→ **THE REQUEST**:
Take the records underneath and set them down exactly.

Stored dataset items

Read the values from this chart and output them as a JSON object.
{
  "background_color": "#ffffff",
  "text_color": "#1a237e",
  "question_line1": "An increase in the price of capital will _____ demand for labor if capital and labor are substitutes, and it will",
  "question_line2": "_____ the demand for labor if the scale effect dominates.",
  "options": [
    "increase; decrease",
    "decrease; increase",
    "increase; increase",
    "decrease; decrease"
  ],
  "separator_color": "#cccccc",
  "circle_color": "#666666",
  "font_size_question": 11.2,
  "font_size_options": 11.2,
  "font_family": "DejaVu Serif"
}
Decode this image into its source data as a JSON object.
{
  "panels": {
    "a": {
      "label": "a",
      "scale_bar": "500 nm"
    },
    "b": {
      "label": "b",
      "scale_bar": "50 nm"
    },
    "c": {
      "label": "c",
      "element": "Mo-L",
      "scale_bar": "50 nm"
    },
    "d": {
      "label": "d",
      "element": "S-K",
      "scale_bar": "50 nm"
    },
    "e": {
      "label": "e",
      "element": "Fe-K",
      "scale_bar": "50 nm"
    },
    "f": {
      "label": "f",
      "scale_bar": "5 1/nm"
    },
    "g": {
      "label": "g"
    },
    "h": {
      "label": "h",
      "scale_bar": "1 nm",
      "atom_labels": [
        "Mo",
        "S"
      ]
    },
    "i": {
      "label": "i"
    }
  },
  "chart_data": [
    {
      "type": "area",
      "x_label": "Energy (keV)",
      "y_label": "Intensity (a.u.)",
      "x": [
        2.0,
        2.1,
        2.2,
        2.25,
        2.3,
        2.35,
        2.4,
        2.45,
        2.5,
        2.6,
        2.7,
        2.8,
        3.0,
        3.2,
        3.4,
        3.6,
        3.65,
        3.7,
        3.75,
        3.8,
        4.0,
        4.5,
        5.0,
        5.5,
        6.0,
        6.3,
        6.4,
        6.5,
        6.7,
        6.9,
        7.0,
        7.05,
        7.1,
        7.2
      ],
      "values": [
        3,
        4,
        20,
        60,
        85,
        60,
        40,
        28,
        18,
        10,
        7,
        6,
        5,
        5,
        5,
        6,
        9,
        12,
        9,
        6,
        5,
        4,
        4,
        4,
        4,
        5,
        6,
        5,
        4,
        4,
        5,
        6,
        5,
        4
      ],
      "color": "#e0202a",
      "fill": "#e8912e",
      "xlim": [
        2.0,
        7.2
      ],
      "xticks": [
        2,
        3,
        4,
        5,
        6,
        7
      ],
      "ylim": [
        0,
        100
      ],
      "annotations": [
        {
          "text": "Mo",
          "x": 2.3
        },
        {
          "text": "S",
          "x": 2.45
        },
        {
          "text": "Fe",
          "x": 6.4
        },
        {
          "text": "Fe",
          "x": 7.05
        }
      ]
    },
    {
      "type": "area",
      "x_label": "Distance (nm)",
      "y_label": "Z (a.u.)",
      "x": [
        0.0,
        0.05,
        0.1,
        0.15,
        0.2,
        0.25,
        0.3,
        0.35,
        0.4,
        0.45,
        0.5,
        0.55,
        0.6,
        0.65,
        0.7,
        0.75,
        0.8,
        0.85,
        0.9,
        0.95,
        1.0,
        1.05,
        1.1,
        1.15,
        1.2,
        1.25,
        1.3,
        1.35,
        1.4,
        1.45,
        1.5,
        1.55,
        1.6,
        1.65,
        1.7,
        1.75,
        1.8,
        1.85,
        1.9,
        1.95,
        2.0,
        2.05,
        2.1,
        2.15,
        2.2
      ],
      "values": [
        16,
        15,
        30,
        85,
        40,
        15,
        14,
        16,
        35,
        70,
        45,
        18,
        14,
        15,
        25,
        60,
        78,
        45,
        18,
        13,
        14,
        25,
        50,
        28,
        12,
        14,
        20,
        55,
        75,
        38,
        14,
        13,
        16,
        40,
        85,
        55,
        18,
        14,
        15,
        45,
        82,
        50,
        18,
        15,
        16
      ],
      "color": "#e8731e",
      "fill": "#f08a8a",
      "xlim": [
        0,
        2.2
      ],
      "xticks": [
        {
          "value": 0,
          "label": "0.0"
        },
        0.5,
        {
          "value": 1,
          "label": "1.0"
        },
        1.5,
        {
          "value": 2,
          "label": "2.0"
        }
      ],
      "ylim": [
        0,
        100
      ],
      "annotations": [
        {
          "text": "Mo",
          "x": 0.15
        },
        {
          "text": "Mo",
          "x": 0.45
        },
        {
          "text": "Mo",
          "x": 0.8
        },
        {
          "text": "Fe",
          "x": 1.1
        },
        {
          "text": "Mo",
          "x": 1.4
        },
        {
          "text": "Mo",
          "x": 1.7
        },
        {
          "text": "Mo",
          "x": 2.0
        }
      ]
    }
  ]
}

→ **FINISHED ANSWER**:
Read the values from this chart and output them as a JSON object.
{
  "background_color": "#ffffff",
  "text_color": "#1a237e",
  "question_line1": "An increase in the price of capital will _____ demand for labor if capital and labor are substitutes, and it will",
  "question_line2": "_____ the demand for labor if the scale effect dominates.",
  "options": [
    "increase; decrease",
    "decrease; increase",
    "increase; increase",
    "decrease; decrease"
  ],
  "separator_color": "#cccccc",
  "circle_color": "#666666",
  "font_size_question": 11.2,
  "font_size_options": 11.2,
  "font_family": "DejaVu Serif"
}
Decode this image into its source data as a JSON object.
{
  "panels": {
    "a": {
      "label": "a",
      "scale_bar": "500 nm"
    },
    "b": {
      "label": "b",
      "scale_bar": "50 nm"
    },
    "c": {
      "label": "c",
      "element": "Mo-L",
      "scale_bar": "50 nm"
    },
    "d": {
      "label": "d",
      "element": "S-K",
      "scale_bar": "50 nm"
    },
    "e": {
      "label": "e",
      "element": "Fe-K",
      "scale_bar": "50 nm"
    },
    "f": {
      "label": "f",
      "scale_bar": "5 1/nm"
    },
    "g": {
      "label": "g"
    },
    "h": {
      "label": "h",
      "scale_bar": "1 nm",
      "atom_labels": [
        "Mo",
        "S"
      ]
    },
    "i": {
      "label": "i"
    }
  },
  "chart_data": [
    {
      "type": "area",
      "x_label": "Energy (keV)",
      "y_label": "Intensity (a.u.)",
      "x": [
        2.0,
        2.1,
        2.2,
        2.25,
        2.3,
        2.35,
        2.4,
        2.45,
        2.5,
        2.6,
        2.7,
        2.8,
        3.0,
        3.2,
        3.4,
        3.6,
        3.65,
        3.7,
        3.75,
        3.8,
        4.0,
        4.5,
        5.0,
        5.5,
        6.0,
        6.3,
        6.4,
        6.5,
        6.7,
        6.9,
        7.0,
        7.05,
        7.1,
        7.2
      ],
      "values": [
        3,
        4,
        20,
        60,
        85,
        60,
        40,
        28,
        18,
        10,
        7,
        6,
        5,
        5,
        5,
        6,
        9,
        12,
        9,
        6,
        5,
        4,
        4,
        4,
        4,
        5,
        6,
        5,
        4,
        4,
        5,
        6,
        5,
        4
      ],
      "color": "#e0202a",
      "fill": "#e8912e",
      "xlim": [
        2.0,
        7.2
      ],
      "xticks": [
        2,
        3,
        4,
        5,
        6,
        7
      ],
      "ylim": [
        0,
        100
      ],
      "annotations": [
        {
          "text": "Mo",
          "x": 2.3
        },
        {
          "text": "S",
          "x": 2.45
        },
        {
          "text": "Fe",
          "x": 6.4
        },
        {
          "text": "Fe",
          "x": 7.05
        }
      ]
    },
    {
      "type": "area",
      "x_label": "Distance (nm)",
      "y_label": "Z (a.u.)",
      "x": [
        0.0,
        0.05,
        0.1,
        0.15,
        0.2,
        0.25,
        0.3,
        0.35,
        0.4,
        0.45,
        0.5,
        0.55,
        0.6,
        0.65,
        0.7,
        0.75,
        0.8,
        0.85,
        0.9,
        0.95,
        1.0,
        1.05,
        1.1,
        1.15,
        1.2,
        1.25,
        1.3,
        1.35,
        1.4,
        1.45,
        1.5,
        1.55,
        1.6,
        1.65,
        1.7,
        1.75,
        1.8,
        1.85,
        1.9,
        1.95,
        2.0,
        2.05,
        2.1,
        2.15,
        2.2
      ],
      "values": [
        16,
        15,
        30,
        85,
        40,
        15,
        14,
        16,
        35,
        70,
        45,
        18,
        14,
        15,
        25,
        60,
        78,
        45,
        18,
        13,
        14,
        25,
        50,
        28,
        12,
        14,
        20,
        55,
        75,
        38,
        14,
        13,
        16,
        40,
        85,
        55,
        18,
        14,
        15,
        45,
        82,
        50,
        18,
        15,
        16
      ],
      "color": "#e8731e",
      "fill": "#f08a8a",
      "xlim": [
        0,
        2.2
      ],
      "xticks": [
        {
          "value": 0,
          "label": "0.0"
        },
        0.5,
        {
          "value": 1,
          "label": "1.0"
        },
        1.5,
        {
          "value": 2,
          "label": "2.0"
        }
      ],
      "ylim": [
        0,
        100
      ],
      "annotations": [
        {
          "text": "Mo",
          "x": 0.15
        },
        {
          "text": "Mo",
          "x": 0.45
        },
        {
          "text": "Mo",
          "x": 0.8
        },
        {
          "text": "Fe",
          "x": 1.1
        },
        {
          "text": "Mo",
          "x": 1.4
        },
        {
          "text": "Mo",
          "x": 1.7
        },
        {
          "text": "Mo",
          "x": 2.0
        }
      ]
    }
  ]
}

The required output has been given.